Exercise task:
Copy all lines below containing "Eichhof".

Items from a data source:

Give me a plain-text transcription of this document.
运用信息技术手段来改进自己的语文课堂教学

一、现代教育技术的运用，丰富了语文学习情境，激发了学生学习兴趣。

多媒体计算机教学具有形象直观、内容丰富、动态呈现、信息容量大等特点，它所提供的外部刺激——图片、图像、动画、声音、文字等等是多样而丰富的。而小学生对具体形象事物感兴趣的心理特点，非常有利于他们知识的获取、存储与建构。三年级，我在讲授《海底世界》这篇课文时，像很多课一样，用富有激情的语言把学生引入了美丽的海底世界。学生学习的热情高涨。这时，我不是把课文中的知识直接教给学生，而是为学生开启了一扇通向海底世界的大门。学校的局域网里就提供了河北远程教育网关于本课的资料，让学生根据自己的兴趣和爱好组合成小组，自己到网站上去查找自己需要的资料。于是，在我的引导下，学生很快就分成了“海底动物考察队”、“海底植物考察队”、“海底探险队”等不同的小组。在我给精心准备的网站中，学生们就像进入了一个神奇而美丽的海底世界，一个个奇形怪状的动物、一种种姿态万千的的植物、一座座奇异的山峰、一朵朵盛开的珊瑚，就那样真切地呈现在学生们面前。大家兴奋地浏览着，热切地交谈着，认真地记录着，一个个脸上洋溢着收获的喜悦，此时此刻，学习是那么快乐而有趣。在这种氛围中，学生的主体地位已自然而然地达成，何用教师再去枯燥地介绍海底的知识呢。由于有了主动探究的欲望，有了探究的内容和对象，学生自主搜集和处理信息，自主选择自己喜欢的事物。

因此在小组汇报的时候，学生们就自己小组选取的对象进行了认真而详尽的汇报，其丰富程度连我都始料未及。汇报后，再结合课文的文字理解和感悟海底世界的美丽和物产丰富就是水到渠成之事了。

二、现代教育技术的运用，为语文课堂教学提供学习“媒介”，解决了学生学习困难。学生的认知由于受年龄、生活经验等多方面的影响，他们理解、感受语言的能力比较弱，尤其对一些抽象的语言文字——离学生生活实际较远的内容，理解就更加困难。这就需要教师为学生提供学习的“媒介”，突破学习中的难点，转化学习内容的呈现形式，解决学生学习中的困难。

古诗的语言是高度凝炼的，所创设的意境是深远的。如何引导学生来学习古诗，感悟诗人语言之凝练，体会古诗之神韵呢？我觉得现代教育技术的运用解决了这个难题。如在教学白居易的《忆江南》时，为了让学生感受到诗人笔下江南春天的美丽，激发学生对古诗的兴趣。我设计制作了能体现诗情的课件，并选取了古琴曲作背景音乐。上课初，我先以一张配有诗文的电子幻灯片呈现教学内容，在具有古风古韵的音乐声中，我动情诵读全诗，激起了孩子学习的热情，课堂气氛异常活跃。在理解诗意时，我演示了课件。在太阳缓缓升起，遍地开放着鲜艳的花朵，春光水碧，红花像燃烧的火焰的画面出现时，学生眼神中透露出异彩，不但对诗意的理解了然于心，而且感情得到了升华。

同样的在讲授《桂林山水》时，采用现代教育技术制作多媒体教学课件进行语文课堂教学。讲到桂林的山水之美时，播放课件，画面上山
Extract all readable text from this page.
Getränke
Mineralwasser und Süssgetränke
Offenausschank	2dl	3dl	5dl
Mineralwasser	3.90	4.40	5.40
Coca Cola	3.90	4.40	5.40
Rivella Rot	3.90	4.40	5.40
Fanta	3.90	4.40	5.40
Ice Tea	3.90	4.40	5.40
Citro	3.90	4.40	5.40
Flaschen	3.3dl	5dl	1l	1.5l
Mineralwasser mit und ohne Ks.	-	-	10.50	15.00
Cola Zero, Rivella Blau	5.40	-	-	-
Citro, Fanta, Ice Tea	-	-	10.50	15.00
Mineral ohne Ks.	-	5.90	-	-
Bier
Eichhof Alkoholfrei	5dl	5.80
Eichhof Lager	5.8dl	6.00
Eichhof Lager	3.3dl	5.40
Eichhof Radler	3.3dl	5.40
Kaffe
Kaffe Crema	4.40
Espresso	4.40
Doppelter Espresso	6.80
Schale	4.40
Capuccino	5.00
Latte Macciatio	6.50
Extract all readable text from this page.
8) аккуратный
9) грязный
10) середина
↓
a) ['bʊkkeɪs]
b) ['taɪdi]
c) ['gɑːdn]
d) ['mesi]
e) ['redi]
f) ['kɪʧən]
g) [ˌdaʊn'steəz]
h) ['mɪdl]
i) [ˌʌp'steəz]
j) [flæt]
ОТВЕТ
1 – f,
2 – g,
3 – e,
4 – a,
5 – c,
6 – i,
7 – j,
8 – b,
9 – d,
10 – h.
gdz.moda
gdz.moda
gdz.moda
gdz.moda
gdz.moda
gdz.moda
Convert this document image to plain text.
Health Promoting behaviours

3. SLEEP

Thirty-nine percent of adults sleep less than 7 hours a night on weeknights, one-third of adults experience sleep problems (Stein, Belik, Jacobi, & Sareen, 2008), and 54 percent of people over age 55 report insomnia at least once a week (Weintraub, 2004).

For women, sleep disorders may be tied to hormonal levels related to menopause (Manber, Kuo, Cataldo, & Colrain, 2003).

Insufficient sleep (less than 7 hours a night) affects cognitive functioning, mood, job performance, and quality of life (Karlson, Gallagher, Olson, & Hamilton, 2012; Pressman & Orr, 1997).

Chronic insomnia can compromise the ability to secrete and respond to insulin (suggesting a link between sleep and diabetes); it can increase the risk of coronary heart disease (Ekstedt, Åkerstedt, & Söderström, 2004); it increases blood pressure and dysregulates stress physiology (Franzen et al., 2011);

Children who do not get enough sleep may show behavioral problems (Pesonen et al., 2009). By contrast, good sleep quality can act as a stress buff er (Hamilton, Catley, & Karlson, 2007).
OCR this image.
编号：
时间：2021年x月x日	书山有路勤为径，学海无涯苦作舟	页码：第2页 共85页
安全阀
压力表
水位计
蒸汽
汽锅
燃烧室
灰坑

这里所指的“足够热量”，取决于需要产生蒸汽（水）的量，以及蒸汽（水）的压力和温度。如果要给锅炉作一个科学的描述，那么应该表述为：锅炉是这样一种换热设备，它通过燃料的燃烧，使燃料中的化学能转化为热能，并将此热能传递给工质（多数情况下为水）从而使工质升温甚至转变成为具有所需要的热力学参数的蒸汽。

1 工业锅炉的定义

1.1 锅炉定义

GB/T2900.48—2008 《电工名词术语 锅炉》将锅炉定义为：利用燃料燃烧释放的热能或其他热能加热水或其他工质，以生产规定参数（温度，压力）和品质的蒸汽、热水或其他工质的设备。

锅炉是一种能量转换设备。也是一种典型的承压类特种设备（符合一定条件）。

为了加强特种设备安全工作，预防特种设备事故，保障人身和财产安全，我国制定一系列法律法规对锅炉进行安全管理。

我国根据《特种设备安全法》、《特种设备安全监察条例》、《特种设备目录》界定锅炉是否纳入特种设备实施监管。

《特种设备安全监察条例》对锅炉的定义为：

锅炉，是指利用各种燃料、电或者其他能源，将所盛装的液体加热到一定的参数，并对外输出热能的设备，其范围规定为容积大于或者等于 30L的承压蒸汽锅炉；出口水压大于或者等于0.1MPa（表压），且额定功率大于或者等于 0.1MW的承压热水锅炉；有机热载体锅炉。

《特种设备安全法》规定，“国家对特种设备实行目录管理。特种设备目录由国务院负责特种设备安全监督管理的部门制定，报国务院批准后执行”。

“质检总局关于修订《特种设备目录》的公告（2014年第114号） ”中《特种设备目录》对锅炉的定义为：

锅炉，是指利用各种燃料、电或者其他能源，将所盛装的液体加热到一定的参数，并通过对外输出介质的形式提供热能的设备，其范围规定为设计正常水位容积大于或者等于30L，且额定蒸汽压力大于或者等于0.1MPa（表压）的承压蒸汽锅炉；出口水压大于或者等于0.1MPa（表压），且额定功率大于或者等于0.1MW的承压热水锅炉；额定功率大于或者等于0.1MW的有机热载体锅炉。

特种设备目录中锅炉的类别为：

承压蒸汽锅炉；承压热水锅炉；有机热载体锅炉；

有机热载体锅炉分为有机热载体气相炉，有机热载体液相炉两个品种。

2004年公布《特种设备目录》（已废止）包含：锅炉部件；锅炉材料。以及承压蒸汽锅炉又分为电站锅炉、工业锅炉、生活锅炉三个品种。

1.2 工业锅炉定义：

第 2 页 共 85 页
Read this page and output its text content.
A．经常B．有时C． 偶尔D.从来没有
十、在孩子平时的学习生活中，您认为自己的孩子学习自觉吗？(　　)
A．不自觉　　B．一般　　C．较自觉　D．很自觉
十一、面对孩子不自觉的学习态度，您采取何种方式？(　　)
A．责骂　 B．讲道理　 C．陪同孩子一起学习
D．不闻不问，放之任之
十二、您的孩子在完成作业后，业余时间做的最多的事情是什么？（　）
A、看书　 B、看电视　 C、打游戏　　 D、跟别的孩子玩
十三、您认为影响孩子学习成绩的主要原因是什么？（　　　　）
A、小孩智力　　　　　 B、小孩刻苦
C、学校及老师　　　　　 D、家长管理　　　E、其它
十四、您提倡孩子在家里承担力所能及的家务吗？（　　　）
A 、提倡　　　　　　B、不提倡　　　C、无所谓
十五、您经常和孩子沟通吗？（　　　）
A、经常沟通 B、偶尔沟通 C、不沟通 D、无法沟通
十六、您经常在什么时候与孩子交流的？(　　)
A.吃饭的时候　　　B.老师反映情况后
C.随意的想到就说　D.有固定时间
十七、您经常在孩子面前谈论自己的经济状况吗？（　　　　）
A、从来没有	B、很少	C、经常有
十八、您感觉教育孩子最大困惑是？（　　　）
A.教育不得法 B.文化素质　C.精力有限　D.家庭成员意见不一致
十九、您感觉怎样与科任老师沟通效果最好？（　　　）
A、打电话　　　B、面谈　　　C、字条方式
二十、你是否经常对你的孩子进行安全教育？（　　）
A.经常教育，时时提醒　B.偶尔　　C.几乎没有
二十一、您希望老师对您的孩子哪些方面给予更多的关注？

Response to this exercise:
Eichhof Alkoholfrei	5dl	5.80
Eichhof Lager	5.8dl	6.00
Eichhof Lager	3.3dl	5.40
Eichhof Radler	3.3dl	5.40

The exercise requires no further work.